┏━━

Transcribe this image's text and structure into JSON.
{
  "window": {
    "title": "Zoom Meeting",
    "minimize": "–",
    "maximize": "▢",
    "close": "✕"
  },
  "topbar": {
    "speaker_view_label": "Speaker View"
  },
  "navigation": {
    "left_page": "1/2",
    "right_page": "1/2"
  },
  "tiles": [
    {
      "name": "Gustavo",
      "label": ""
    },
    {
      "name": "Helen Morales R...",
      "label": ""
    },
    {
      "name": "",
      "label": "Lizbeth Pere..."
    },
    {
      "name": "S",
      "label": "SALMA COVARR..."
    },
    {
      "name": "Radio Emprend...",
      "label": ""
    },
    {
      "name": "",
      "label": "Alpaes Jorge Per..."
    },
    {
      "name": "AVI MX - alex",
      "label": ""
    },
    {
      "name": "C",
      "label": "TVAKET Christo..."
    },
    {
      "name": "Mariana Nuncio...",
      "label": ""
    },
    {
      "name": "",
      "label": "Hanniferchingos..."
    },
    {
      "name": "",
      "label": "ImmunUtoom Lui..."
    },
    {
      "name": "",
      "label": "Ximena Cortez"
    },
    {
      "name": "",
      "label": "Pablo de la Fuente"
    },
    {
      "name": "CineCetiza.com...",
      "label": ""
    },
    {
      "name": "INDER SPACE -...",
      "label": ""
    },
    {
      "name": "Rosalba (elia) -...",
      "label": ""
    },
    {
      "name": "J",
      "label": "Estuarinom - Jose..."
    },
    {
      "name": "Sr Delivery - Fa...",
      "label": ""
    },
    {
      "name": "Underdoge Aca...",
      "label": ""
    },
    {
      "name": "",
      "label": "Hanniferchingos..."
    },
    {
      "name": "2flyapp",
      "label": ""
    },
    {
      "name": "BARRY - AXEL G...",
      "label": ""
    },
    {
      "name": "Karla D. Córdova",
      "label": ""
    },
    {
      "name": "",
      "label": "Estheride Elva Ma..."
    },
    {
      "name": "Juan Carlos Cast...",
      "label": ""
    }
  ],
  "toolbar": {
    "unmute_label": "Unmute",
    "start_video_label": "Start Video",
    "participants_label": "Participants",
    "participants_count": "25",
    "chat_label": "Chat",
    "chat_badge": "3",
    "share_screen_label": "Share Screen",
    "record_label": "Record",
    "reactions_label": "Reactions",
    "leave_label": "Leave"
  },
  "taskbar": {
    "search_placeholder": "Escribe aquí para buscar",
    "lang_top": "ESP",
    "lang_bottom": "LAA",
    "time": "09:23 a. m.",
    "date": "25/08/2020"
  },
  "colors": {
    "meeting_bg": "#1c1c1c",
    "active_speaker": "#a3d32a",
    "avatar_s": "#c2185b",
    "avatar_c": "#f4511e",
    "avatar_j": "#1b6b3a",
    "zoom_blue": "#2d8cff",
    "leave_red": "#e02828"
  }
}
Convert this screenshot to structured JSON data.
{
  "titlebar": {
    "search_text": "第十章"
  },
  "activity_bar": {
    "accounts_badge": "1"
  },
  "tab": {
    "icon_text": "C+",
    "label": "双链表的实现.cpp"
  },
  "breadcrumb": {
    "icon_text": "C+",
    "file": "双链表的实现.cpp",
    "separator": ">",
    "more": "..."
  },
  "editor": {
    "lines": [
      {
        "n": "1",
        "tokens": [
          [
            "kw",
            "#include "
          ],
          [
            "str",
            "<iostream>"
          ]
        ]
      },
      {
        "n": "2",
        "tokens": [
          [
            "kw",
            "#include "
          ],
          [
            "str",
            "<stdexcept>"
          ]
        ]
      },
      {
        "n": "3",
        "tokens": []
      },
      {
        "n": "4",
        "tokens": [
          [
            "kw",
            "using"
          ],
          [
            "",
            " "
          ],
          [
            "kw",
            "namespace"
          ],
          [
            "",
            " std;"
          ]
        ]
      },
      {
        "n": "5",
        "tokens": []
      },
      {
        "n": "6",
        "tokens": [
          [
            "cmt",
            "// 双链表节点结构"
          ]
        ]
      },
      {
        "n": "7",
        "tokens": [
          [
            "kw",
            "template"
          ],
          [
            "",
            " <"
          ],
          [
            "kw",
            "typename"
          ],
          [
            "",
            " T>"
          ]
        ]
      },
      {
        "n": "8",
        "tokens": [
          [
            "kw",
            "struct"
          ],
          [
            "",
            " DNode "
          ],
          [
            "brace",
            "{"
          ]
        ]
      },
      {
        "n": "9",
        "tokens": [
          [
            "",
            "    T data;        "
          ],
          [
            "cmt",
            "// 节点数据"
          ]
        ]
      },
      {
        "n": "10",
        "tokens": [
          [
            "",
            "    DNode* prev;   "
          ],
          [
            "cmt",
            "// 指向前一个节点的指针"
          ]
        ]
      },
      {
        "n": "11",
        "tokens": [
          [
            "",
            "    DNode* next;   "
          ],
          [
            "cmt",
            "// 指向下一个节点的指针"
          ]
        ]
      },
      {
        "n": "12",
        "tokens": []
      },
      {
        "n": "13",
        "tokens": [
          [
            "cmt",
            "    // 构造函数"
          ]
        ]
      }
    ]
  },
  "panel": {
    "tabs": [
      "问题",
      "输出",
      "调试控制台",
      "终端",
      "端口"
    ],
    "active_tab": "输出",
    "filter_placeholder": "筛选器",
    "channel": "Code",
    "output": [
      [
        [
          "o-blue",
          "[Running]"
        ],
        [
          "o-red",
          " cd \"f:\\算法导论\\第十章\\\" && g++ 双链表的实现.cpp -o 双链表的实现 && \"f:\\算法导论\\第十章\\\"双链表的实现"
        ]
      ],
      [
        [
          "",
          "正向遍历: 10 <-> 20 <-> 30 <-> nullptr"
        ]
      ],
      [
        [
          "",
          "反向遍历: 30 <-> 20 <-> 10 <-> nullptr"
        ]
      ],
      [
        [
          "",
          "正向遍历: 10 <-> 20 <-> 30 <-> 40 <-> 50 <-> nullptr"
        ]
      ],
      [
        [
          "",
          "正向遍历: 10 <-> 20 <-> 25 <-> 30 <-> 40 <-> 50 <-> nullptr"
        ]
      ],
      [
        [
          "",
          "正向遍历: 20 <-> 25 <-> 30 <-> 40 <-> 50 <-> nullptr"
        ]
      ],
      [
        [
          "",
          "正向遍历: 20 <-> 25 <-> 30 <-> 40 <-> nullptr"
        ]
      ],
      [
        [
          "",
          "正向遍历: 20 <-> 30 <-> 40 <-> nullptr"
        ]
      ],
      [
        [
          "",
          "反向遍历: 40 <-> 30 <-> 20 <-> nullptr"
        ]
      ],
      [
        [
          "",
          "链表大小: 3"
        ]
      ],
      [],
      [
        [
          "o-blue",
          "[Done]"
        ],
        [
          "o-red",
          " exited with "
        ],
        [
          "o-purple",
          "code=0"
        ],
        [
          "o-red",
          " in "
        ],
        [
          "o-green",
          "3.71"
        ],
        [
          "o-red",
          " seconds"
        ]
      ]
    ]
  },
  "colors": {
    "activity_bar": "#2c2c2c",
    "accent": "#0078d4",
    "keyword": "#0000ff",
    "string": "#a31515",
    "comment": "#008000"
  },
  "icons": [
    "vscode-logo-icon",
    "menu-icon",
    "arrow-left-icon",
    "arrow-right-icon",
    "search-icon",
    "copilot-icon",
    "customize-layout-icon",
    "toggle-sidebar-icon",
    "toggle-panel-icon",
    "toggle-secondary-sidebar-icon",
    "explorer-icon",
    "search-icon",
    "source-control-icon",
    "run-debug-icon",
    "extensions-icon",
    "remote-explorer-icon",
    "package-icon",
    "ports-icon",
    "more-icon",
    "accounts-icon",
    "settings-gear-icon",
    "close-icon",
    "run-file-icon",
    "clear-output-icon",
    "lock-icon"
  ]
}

┗━━

The problem:
Exactly as they are written, print the entries again.

Task response:
Transcribe this image's text and structure into JSON.
{
  "window": {
    "title": "Zoom Meeting",
    "minimize": "–",
    "maximize": "▢",
    "close": "✕"
  },
  "topbar": {
    "speaker_view_label": "Speaker View"
  },
  "navigation": {
    "left_page": "1/2",
    "right_page": "1/2"
  },
  "tiles": [
    {
      "name": "Gustavo",
      "label": ""
    },
    {
      "name": "Helen Morales R...",
      "label": ""
    },
    {
      "name": "",
      "label": "Lizbeth Pere..."
    },
    {
      "name": "S",
      "label": "SALMA COVARR..."
    },
    {
      "name": "Radio Emprend...",
      "label": ""
    },
    {
      "name": "",
      "label": "Alpaes Jorge Per..."
    },
    {
      "name": "AVI MX - alex",
      "label": ""
    },
    {
      "name": "C",
      "label": "TVAKET Christo..."
    },
    {
      "name": "Mariana Nuncio...",
      "label": ""
    },
    {
      "name": "",
      "label": "Hanniferchingos..."
    },
    {
      "name": "",
      "label": "ImmunUtoom Lui..."
    },
    {
      "name": "",
      "label": "Ximena Cortez"
    },
    {
      "name": "",
      "label": "Pablo de la Fuente"
    },
    {
      "name": "CineCetiza.com...",
      "label": ""
    },
    {
      "name": "INDER SPACE -...",
      "label": ""
    },
    {
      "name": "Rosalba (elia) -...",
      "label": ""
    },
    {
      "name": "J",
      "label": "Estuarinom - Jose..."
    },
    {
      "name": "Sr Delivery - Fa...",
      "label": ""
    },
    {
      "name": "Underdoge Aca...",
      "label": ""
    },
    {
      "name": "",
      "label": "Hanniferchingos..."
    },
    {
      "name": "2flyapp",
      "label": ""
    },
    {
      "name": "BARRY - AXEL G...",
      "label": ""
    },
    {
      "name": "Karla D. Córdova",
      "label": ""
    },
    {
      "name": "",
      "label": "Estheride Elva Ma..."
    },
    {
      "name": "Juan Carlos Cast...",
      "label": ""
    }
  ],
  "toolbar": {
    "unmute_label": "Unmute",
    "start_video_label": "Start Video",
    "participants_label": "Participants",
    "participants_count": "25",
    "chat_label": "Chat",
    "chat_badge": "3",
    "share_screen_label": "Share Screen",
    "record_label": "Record",
    "reactions_label": "Reactions",
    "leave_label": "Leave"
  },
  "taskbar": {
    "search_placeholder": "Escribe aquí para buscar",
    "lang_top": "ESP",
    "lang_bottom": "LAA",
    "time": "09:23 a. m.",
    "date": "25/08/2020"
  },
  "colors": {
    "meeting_bg": "#1c1c1c",
    "active_speaker": "#a3d32a",
    "avatar_s": "#c2185b",
    "avatar_c": "#f4511e",
    "avatar_j": "#1b6b3a",
    "zoom_blue": "#2d8cff",
    "leave_red": "#e02828"
  }
}
Convert this screenshot to structured JSON data.
{
  "titlebar": {
    "search_text": "第十章"
  },
  "activity_bar": {
    "accounts_badge": "1"
  },
  "tab": {
    "icon_text": "C+",
    "label": "双链表的实现.cpp"
  },
  "breadcrumb": {
    "icon_text": "C+",
    "file": "双链表的实现.cpp",
    "separator": ">",
    "more": "..."
  },
  "editor": {
    "lines": [
      {
        "n": "1",
        "tokens": [
          [
            "kw",
            "#include "
          ],
          [
            "str",
            "<iostream>"
          ]
        ]
      },
      {
        "n": "2",
        "tokens": [
          [
            "kw",
            "#include "
          ],
          [
            "str",
            "<stdexcept>"
          ]
        ]
      },
      {
        "n": "3",
        "tokens": []
      },
      {
        "n": "4",
        "tokens": [
          [
            "kw",
            "using"
          ],
          [
            "",
            " "
          ],
          [
            "kw",
            "namespace"
          ],
          [
            "",
            " std;"
          ]
        ]
      },
      {
        "n": "5",
        "tokens": []
      },
      {
        "n": "6",
        "tokens": [
          [
            "cmt",
            "// 双链表节点结构"
          ]
        ]
      },
      {
        "n": "7",
        "tokens": [
          [
            "kw",
            "template"
          ],
          [
            "",
            " <"
          ],
          [
            "kw",
            "typename"
          ],
          [
            "",
            " T>"
          ]
        ]
      },
      {
        "n": "8",
        "tokens": [
          [
            "kw",
            "struct"
          ],
          [
            "",
            " DNode "
          ],
          [
            "brace",
            "{"
          ]
        ]
      },
      {
        "n": "9",
        "tokens": [
          [
            "",
            "    T data;        "
          ],
          [
            "cmt",
            "// 节点数据"
          ]
        ]
      },
      {
        "n": "10",
        "tokens": [
          [
            "",
            "    DNode* prev;   "
          ],
          [
            "cmt",
            "// 指向前一个节点的指针"
          ]
        ]
      },
      {
        "n": "11",
        "tokens": [
          [
            "",
            "    DNode* next;   "
          ],
          [
            "cmt",
            "// 指向下一个节点的指针"
          ]
        ]
      },
      {
        "n": "12",
        "tokens": []
      },
      {
        "n": "13",
        "tokens": [
          [
            "cmt",
            "    // 构造函数"
          ]
        ]
      }
    ]
  },
  "panel": {
    "tabs": [
      "问题",
      "输出",
      "调试控制台",
      "终端",
      "端口"
    ],
    "active_tab": "输出",
    "filter_placeholder": "筛选器",
    "channel": "Code",
    "output": [
      [
        [
          "o-blue",
          "[Running]"
        ],
        [
          "o-red",
          " cd \"f:\\算法导论\\第十章\\\" && g++ 双链表的实现.cpp -o 双链表的实现 && \"f:\\算法导论\\第十章\\\"双链表的实现"
        ]
      ],
      [
        [
          "",
          "正向遍历: 10 <-> 20 <-> 30 <-> nullptr"
        ]
      ],
      [
        [
          "",
          "反向遍历: 30 <-> 20 <-> 10 <-> nullptr"
        ]
      ],
      [
        [
          "",
          "正向遍历: 10 <-> 20 <-> 30 <-> 40 <-> 50 <-> nullptr"
        ]
      ],
      [
        [
          "",
          "正向遍历: 10 <-> 20 <-> 25 <-> 30 <-> 40 <-> 50 <-> nullptr"
        ]
      ],
      [
        [
          "",
          "正向遍历: 20 <-> 25 <-> 30 <-> 40 <-> 50 <-> nullptr"
        ]
      ],
      [
        [
          "",
          "正向遍历: 20 <-> 25 <-> 30 <-> 40 <-> nullptr"
        ]
      ],
      [
        [
          "",
          "正向遍历: 20 <-> 30 <-> 40 <-> nullptr"
        ]
      ],
      [
        [
          "",
          "反向遍历: 40 <-> 30 <-> 20 <-> nullptr"
        ]
      ],
      [
        [
          "",
          "链表大小: 3"
        ]
      ],
      [],
      [
        [
          "o-blue",
          "[Done]"
        ],
        [
          "o-red",
          " exited with "
        ],
        [
          "o-purple",
          "code=0"
        ],
        [
          "o-red",
          " in "
        ],
        [
          "o-green",
          "3.71"
        ],
        [
          "o-red",
          " seconds"
        ]
      ]
    ]
  },
  "colors": {
    "activity_bar": "#2c2c2c",
    "accent": "#0078d4",
    "keyword": "#0000ff",
    "string": "#a31515",
    "comment": "#008000"
  },
  "icons": [
    "vscode-logo-icon",
    "menu-icon",
    "arrow-left-icon",
    "arrow-right-icon",
    "search-icon",
    "copilot-icon",
    "customize-layout-icon",
    "toggle-sidebar-icon",
    "toggle-panel-icon",
    "toggle-secondary-sidebar-icon",
    "explorer-icon",
    "search-icon",
    "source-control-icon",
    "run-debug-icon",
    "extensions-icon",
    "remote-explorer-icon",
    "package-icon",
    "ports-icon",
    "more-icon",
    "accounts-icon",
    "settings-gear-icon",
    "close-icon",
    "run-file-icon",
    "clear-output-icon",
    "lock-icon"
  ]
}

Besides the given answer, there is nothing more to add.